- _Aufgabe 1_
Auf welches historische Vorbild bezieht sich die Übergangsform, die der Lesetext beschreibt?

- _Lesetext_
-- -- --

Deine Bedenken zur Versorgung der Bevölkerung während der Übergangsphase kann ich nur unterstützen. Schließlich zerschlagen die Lohnarbeiter ein funktionierendes gesellschaftlich und wirtschaftlich funktionierendes System, das bis dahin zumindest in den kapitalistisch entwickelten Ländern die Grundversorgung der Bevölkerung gewährleisten konnte. Eine Übergangsform im Sinne der Pariser Kommune muss deshalb durch entsprechende und zum gegebenen Zeitpunkt zu bestimmende Maßnahmen in der Lage sein, dass die Grundversorgung weiterhin gewährleistet ist und es vor allem nicht zu Opfern durch den Mangel an den Grundbedürfnissen, Nahrung, Unterkunft, Energie u. a. kommt. Aber die hierfür notwendige Übergangsform darf sich nicht als Staat, auch nicht als revolutionärer, gerieren, mit dem Versprechen irgendwann einmal absterben zu wollen. So eine Übergangsform darf sich nur provisorisch verstehen, mit der vorrangigen Aufgabe, die Versorgung der Menschen während der revolutionären Phase sicher zu stellen, und ansonsten darauf hinzuarbeiten, so schnell wie möglich den provisorischen Übergangsstatus zu beenden.

-- -- --

- _Datenzeilen_
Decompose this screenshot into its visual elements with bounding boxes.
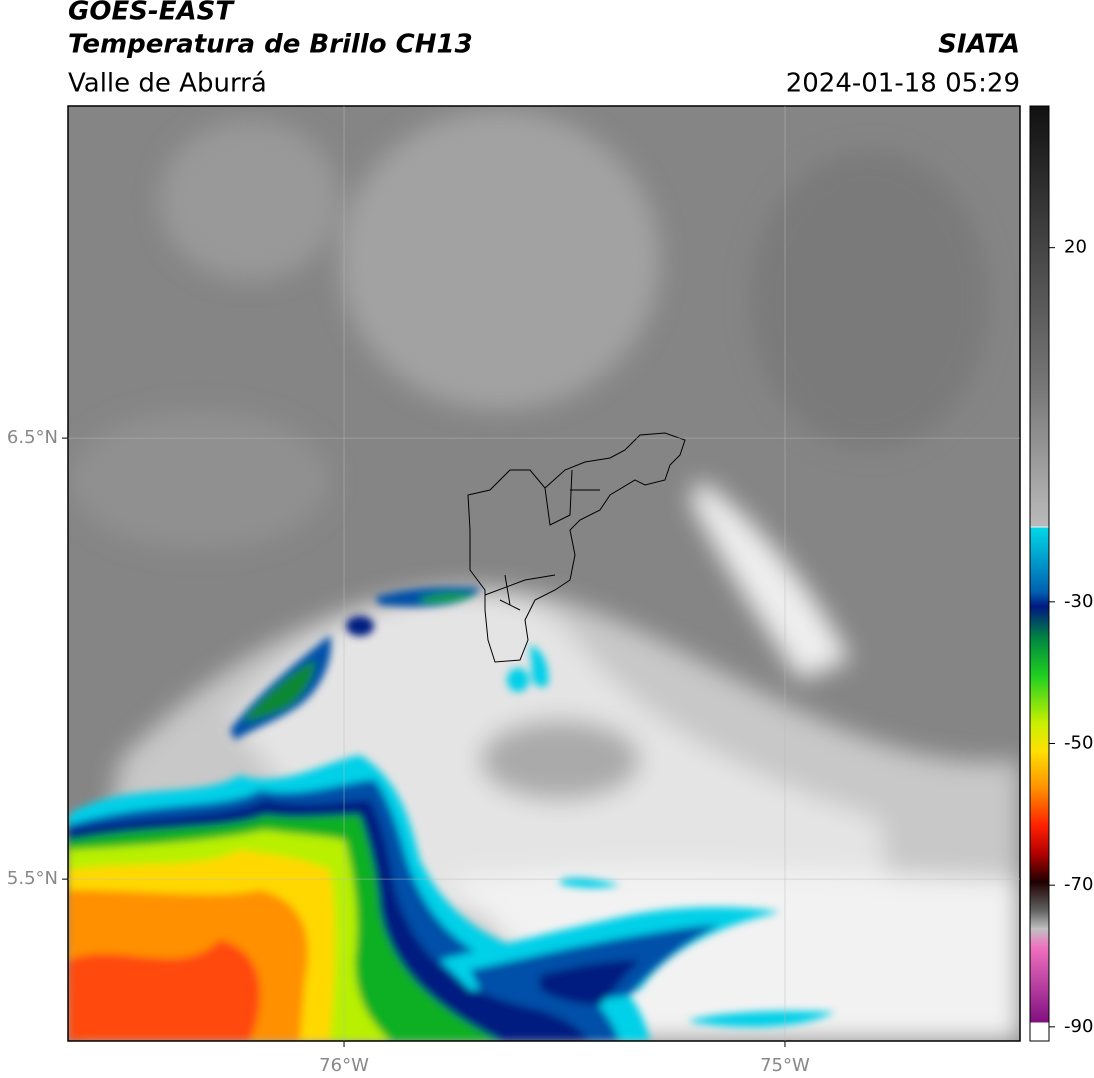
title-source: SIATA	[938, 30, 1020, 60]
x-tick-label: 76°W	[319, 1055, 369, 1076]
colorbar-tick-label: 20	[1064, 237, 1087, 258]
x-tick-label: 75°W	[760, 1055, 810, 1076]
satellite-image	[68, 106, 1020, 1041]
map-frame	[67, 105, 1021, 1042]
colorbar-tick-label: -30	[1064, 591, 1093, 612]
title-region: Valle de Aburrá	[68, 69, 267, 99]
colorbar-tick-label: -70	[1064, 874, 1093, 895]
colorbar-tick-label: -90	[1064, 1016, 1093, 1037]
title-product: Temperatura de Brillo CH13	[68, 30, 473, 60]
colorbar	[1029, 105, 1050, 1042]
title-datetime: 2024-01-18 05:29	[786, 69, 1020, 99]
y-tick-label: 6.5°N	[7, 427, 58, 448]
colorbar-tick-label: -50	[1064, 733, 1093, 754]
title-satellite: GOES-EAST	[68, 0, 235, 27]
y-tick-label: 5.5°N	[7, 868, 58, 889]
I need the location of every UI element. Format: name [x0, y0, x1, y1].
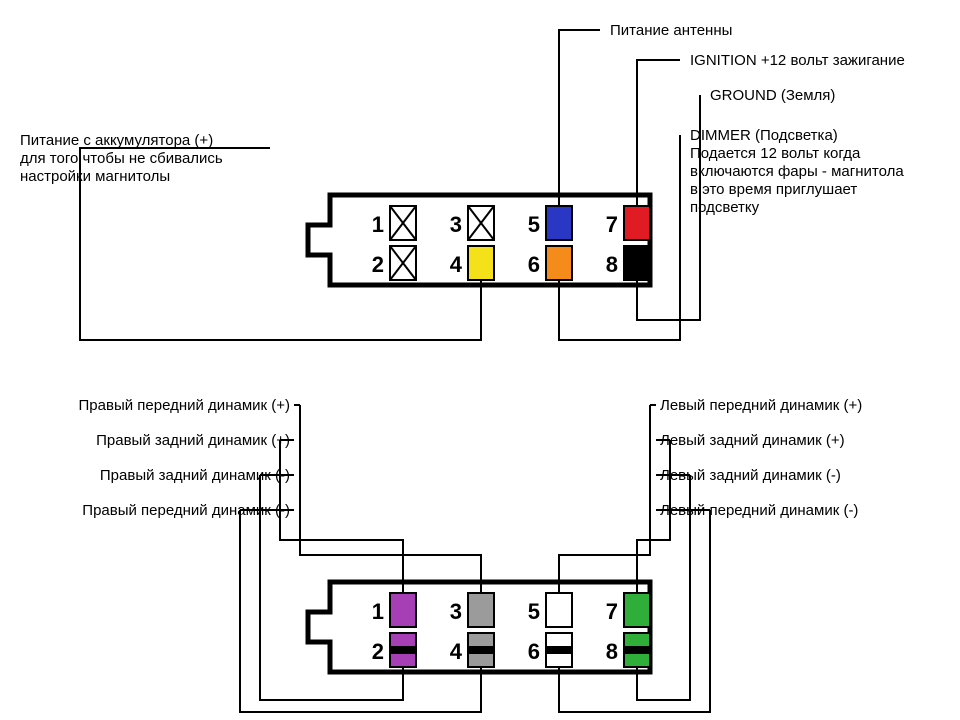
pin-number: 4 [450, 639, 463, 664]
label: настройки магнитолы [20, 168, 170, 185]
pin-number: 6 [528, 252, 540, 277]
pin-number: 1 [372, 599, 384, 624]
pin-8 [624, 246, 650, 280]
label: для того чтобы не сбивались [20, 150, 223, 167]
pin-number: 7 [606, 212, 618, 237]
label: Питание антенны [610, 22, 732, 39]
label: Питание с аккумулятора (+) [20, 132, 213, 149]
pin-number: 7 [606, 599, 618, 624]
pin-5 [546, 206, 572, 240]
label: IGNITION +12 вольт зажигание [690, 52, 905, 69]
label: в это время приглушает [690, 181, 857, 198]
leader-line [637, 60, 680, 206]
label: DIMMER (Подсветка) [690, 127, 838, 144]
pin-stripe [390, 646, 416, 654]
pin-number: 3 [450, 599, 462, 624]
pin-number: 6 [528, 639, 540, 664]
pin-number: 1 [372, 212, 384, 237]
pin-4 [468, 246, 494, 280]
label: Подается 12 вольт когда [690, 145, 861, 162]
pin-3 [468, 593, 494, 627]
leader-line [559, 30, 600, 206]
label: Правый передний динамик (+) [79, 397, 290, 414]
pin-6 [546, 246, 572, 280]
pin-number: 3 [450, 212, 462, 237]
pin-1 [390, 593, 416, 627]
pin-stripe [624, 646, 650, 654]
label: Левый передний динамик (+) [660, 397, 862, 414]
pin-number: 5 [528, 212, 540, 237]
pin-stripe [468, 646, 494, 654]
label: GROUND (Земля) [710, 87, 835, 104]
pin-number: 2 [372, 639, 384, 664]
pin-7 [624, 593, 650, 627]
pin-stripe [546, 646, 572, 654]
pin-number: 8 [606, 252, 618, 277]
pin-number: 4 [450, 252, 463, 277]
pin-5 [546, 593, 572, 627]
label: Правый задний динамик (+) [96, 432, 290, 449]
leader-line [300, 405, 481, 593]
pin-number: 2 [372, 252, 384, 277]
pin-7 [624, 206, 650, 240]
pin-number: 5 [528, 599, 540, 624]
label: включаются фары - магнитола [690, 163, 904, 180]
label: Левый задний динамик (+) [660, 432, 845, 449]
leader-line [280, 440, 403, 593]
leader-line [559, 135, 680, 340]
wiring-diagram: 1 3 5 7 2 4 6 8 Питание антенны IGNITION +12 воль… [0, 0, 960, 720]
label: подсветку [690, 199, 760, 216]
pin-number: 8 [606, 639, 618, 664]
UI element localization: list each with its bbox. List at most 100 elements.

-- -- --

- _Aufgabe 2_
Extrahiere aus den Einträgen die Zeilen unverändert, beginnend mit der Zeile mit „30, 1020, 60]“ und weiter bis einschließlich der Zeile mit „title-product: Temperatura de“.

- _Ergebnis 1_
Auf die Pariser Kommune.

- _Ergebnis 2_
title-source: SIATA	[938, 30, 1020, 60]
x-tick-label: 76°W	[319, 1055, 369, 1076]
colorbar-tick-label: 20	[1064, 237, 1087, 258]
x-tick-label: 75°W	[760, 1055, 810, 1076]
satellite-image	[68, 106, 1020, 1041]
map-frame	[67, 105, 1021, 1042]
colorbar-tick-label: -30	[1064, 591, 1093, 612]
title-region: Valle de Aburrá	[68, 69, 267, 99]
colorbar-tick-label: -70	[1064, 874, 1093, 895]
colorbar-tick-label: -90	[1064, 1016, 1093, 1037]
title-product: Temperatura de Brillo CH13	[68, 30, 473, 60]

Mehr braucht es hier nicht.